Brief: Pull out from the material below all lines with "color".

■ ■ ■ ■ ■ ■ ■

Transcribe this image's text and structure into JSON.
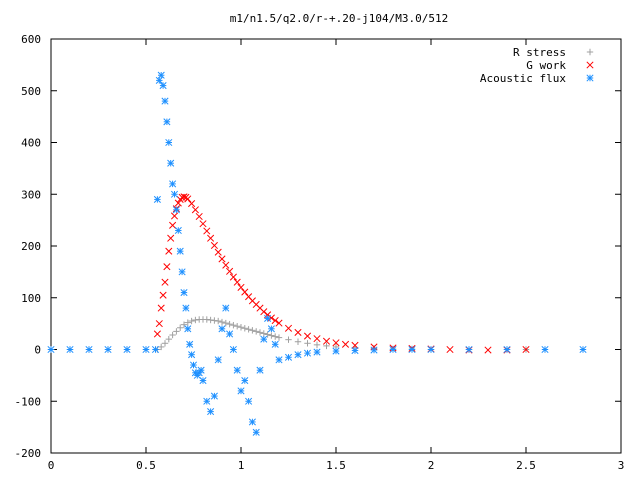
{
  "chart_data": {
    "type": "scatter",
    "title": "m1/n1.5/q2.0/r-+.20-j104/M3.0/512",
    "xlabel": "",
    "ylabel": "",
    "xlim": [
      0,
      3
    ],
    "ylim": [
      -200,
      600
    ],
    "grid": false,
    "legend_position": "top-right",
    "x_ticks": [
      "0",
      "0.5",
      "1",
      "1.5",
      "2",
      "2.5",
      "3"
    ],
    "y_ticks": [
      "-200",
      "-100",
      "0",
      "100",
      "200",
      "300",
      "400",
      "500",
      "600"
    ],
    "series": [
      {
        "name": "R stress",
        "marker": "plus",
        "color": "#a0a0a0",
        "x": [
          0.0,
          0.1,
          0.2,
          0.3,
          0.4,
          0.5,
          0.56,
          0.58,
          0.6,
          0.62,
          0.64,
          0.66,
          0.68,
          0.7,
          0.72,
          0.74,
          0.76,
          0.78,
          0.8,
          0.82,
          0.84,
          0.86,
          0.88,
          0.9,
          0.92,
          0.94,
          0.96,
          0.98,
          1.0,
          1.02,
          1.04,
          1.06,
          1.08,
          1.1,
          1.12,
          1.14,
          1.16,
          1.18,
          1.2,
          1.25,
          1.3,
          1.35,
          1.4,
          1.45,
          1.5,
          1.6,
          1.7,
          1.8,
          1.9,
          2.0,
          2.2,
          2.4,
          2.5
        ],
        "y": [
          0,
          0,
          0,
          0,
          0,
          0,
          0,
          5,
          12,
          20,
          28,
          35,
          42,
          48,
          52,
          55,
          57,
          58,
          58,
          58,
          57,
          56,
          55,
          53,
          51,
          49,
          47,
          45,
          43,
          41,
          39,
          37,
          35,
          33,
          31,
          29,
          27,
          25,
          23,
          19,
          15,
          12,
          9,
          7,
          5,
          3,
          2,
          1,
          1,
          0,
          0,
          0,
          0
        ]
      },
      {
        "name": "G work",
        "marker": "cross",
        "color": "#ff0000",
        "x": [
          0.56,
          0.57,
          0.58,
          0.59,
          0.6,
          0.61,
          0.62,
          0.63,
          0.64,
          0.65,
          0.66,
          0.67,
          0.68,
          0.69,
          0.7,
          0.71,
          0.72,
          0.74,
          0.76,
          0.78,
          0.8,
          0.82,
          0.84,
          0.86,
          0.88,
          0.9,
          0.92,
          0.94,
          0.96,
          0.98,
          1.0,
          1.02,
          1.04,
          1.06,
          1.08,
          1.1,
          1.12,
          1.14,
          1.16,
          1.18,
          1.2,
          1.25,
          1.3,
          1.35,
          1.4,
          1.45,
          1.5,
          1.55,
          1.6,
          1.7,
          1.8,
          1.9,
          2.0,
          2.1,
          2.2,
          2.3,
          2.4,
          2.5
        ],
        "y": [
          30,
          50,
          80,
          105,
          130,
          160,
          190,
          215,
          240,
          258,
          272,
          283,
          290,
          294,
          295,
          294,
          291,
          282,
          270,
          257,
          243,
          229,
          215,
          201,
          188,
          175,
          163,
          151,
          140,
          130,
          120,
          111,
          102,
          94,
          87,
          80,
          73,
          67,
          61,
          56,
          51,
          41,
          33,
          26,
          21,
          16,
          13,
          10,
          8,
          5,
          3,
          2,
          1,
          0,
          -1,
          -1,
          -1,
          0
        ]
      },
      {
        "name": "Acoustic flux",
        "marker": "star",
        "color": "#1e90ff",
        "x": [
          0.0,
          0.1,
          0.2,
          0.3,
          0.4,
          0.5,
          0.55,
          0.56,
          0.57,
          0.58,
          0.59,
          0.6,
          0.61,
          0.62,
          0.63,
          0.64,
          0.65,
          0.66,
          0.67,
          0.68,
          0.69,
          0.7,
          0.71,
          0.72,
          0.73,
          0.74,
          0.75,
          0.76,
          0.77,
          0.78,
          0.79,
          0.8,
          0.82,
          0.84,
          0.86,
          0.88,
          0.9,
          0.92,
          0.94,
          0.96,
          0.98,
          1.0,
          1.02,
          1.04,
          1.06,
          1.08,
          1.1,
          1.12,
          1.14,
          1.16,
          1.18,
          1.2,
          1.25,
          1.3,
          1.35,
          1.4,
          1.5,
          1.6,
          1.7,
          1.8,
          1.9,
          2.0,
          2.2,
          2.4,
          2.6,
          2.8
        ],
        "y": [
          0,
          0,
          0,
          0,
          0,
          0,
          0,
          290,
          520,
          530,
          510,
          480,
          440,
          400,
          360,
          320,
          300,
          270,
          230,
          190,
          150,
          110,
          80,
          40,
          10,
          -10,
          -30,
          -45,
          -50,
          -45,
          -40,
          -60,
          -100,
          -120,
          -90,
          -20,
          40,
          80,
          30,
          0,
          -40,
          -80,
          -60,
          -100,
          -140,
          -160,
          -40,
          20,
          60,
          40,
          10,
          -20,
          -15,
          -10,
          -7,
          -5,
          -3,
          -2,
          -1,
          0,
          0,
          0,
          0,
          0,
          0,
          0
        ]
      }
    ]
  }
}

■ ■ ■ ■ ■ ■ ■

Answer to this exercise:
        "color": "#a0a0a0",
        "color": "#ff0000",
        "color": "#1e90ff",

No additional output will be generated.